#### Directive A:
In the Maastricht travel excerpt, what is the English meaning of the name Onze Lieve Vrouw Sterre de Basiliek?
#### Directive B:
From the Maastricht travel excerpt, extract the passage starting with "In Maastricht, you’re" and going on through "exhibition taking place!".
#### Directive C:
Continue the Maastricht travel excerpt from where it stops.

#### Document extract:
════════
In Maastricht, you’re never far from a cafe, so of course, Stokstraat is a treasure trove of delicious cakes, teas, and coffees.

It’s within the pedestrian zone, so wandering along this street is a relaxing feast for both the eyes and stomach.

Bonnefanten Museum: the place for art

If you’re craving some visual art but want something different from the museums in the north, Maastricht’s Bonnefanten Museum is ideal for you.

Their collection spans from medieval right through to modern, contemporary, and conceptual art — and there’s always an interesting new exhibition taking place!

The museum even sometimes hosts international events and travelling art worth checking out. 😍

Onze Lieve Vrouw Sterre de Basiliek: iconic Catholic church

In English, this means “Church of Our Lady, Star of the Sea”. This Roman Catholic church is still active today, which is impressive considering it dates back to the fourth century!
════════
#### Source material:
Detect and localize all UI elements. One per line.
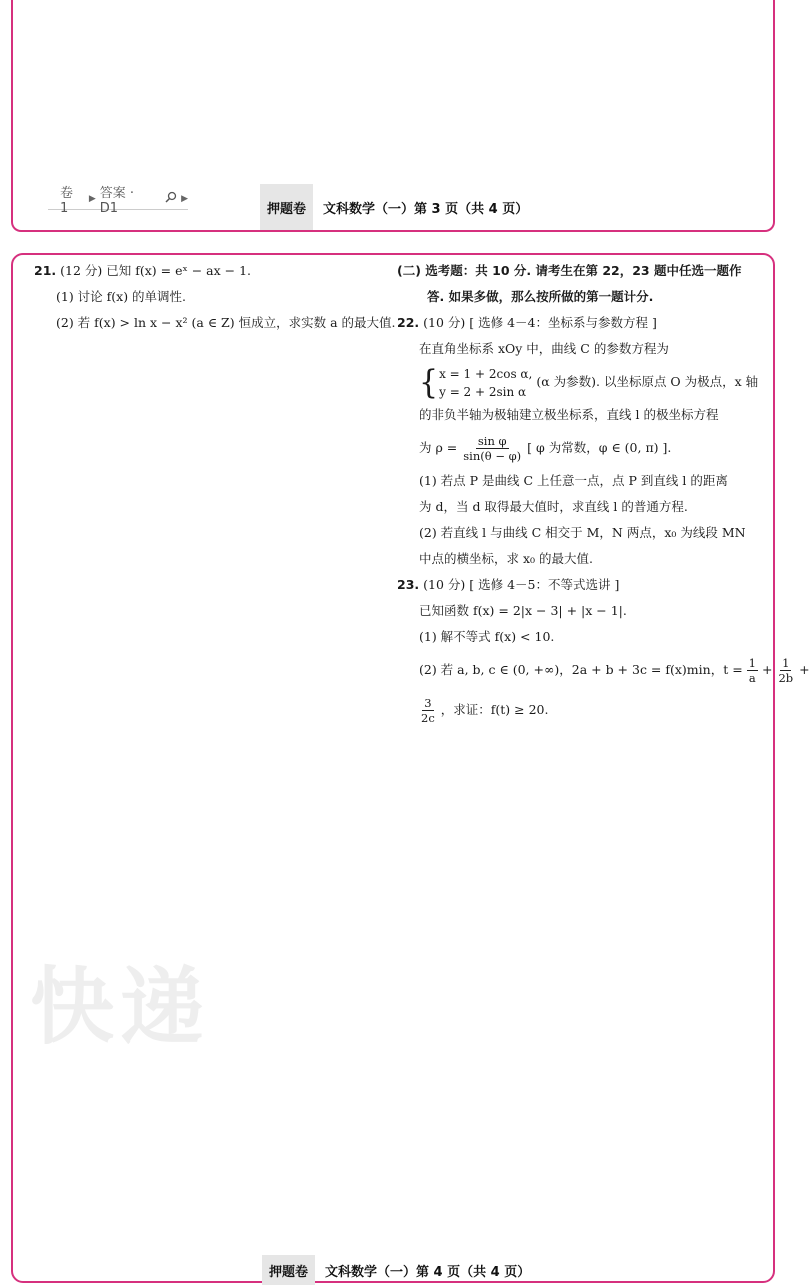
════════
#### Exercise answer A:
It means "Church of Our Lady, Star of the Sea."

#### Exercise answer B:
In Maastricht, you’re never far from a cafe, so of course, Stokstraat is a treasure trove of delicious cakes, teas, and coffees.

It’s within the pedestrian zone, so wandering along this street is a relaxing feast for both the eyes and stomach.

Bonnefanten Museum: the place for art

If you’re craving some visual art but want something different from the museums in the north, Maastricht’s Bonnefanten Museum is ideal for you.

Their collection spans from medieval right through to modern, contemporary, and conceptual art — and there’s always an interesting new exhibition taking place!

#### Exercise answer C:
READ MORE | 12 World Heritage Sites in the Netherlands: the country’s best monuments

Its beautiful Romanesque architecture is definitely worth seeing and is another reason why the culture and aesthetics in Maastricht are visually unique to the rest of the Netherlands.

Outside the church, you can find charming restaurants and a wonderful ice cream shop. 

Basilica of St. Servatius: the church Maastricht is known for

The broad chest of this magnificent church stands tall along the edge of the Vrijtof and is a recognisable feature of Maastricht which draws visitors from far and wide.

Saint Servatius church at the Vrijthof in Maastricht, Netherlands on day trip to Maastricht
Stunning in summer and winter! Image: Depositphotos

The mostly Romanesque style of this Catholic church contrasts the red Gothic structure of Saint Jan’s to its right.

For just a few euros, you can enter St. Servatius and climb the tower of Saint Jan’s for a great view of Maastricht.

Lichtenberg ruins: the castle on the hill

The “mountain of the Netherlands”, as locals call it (a hill, really), known as St. Pietersberg, is home to the Lichtenberg Castle ruins.

Just outside Maastricht, the ruins overlook the Maas River, and the walk up there is a scenic trail frequented by picnickers, dog walkers, and runners.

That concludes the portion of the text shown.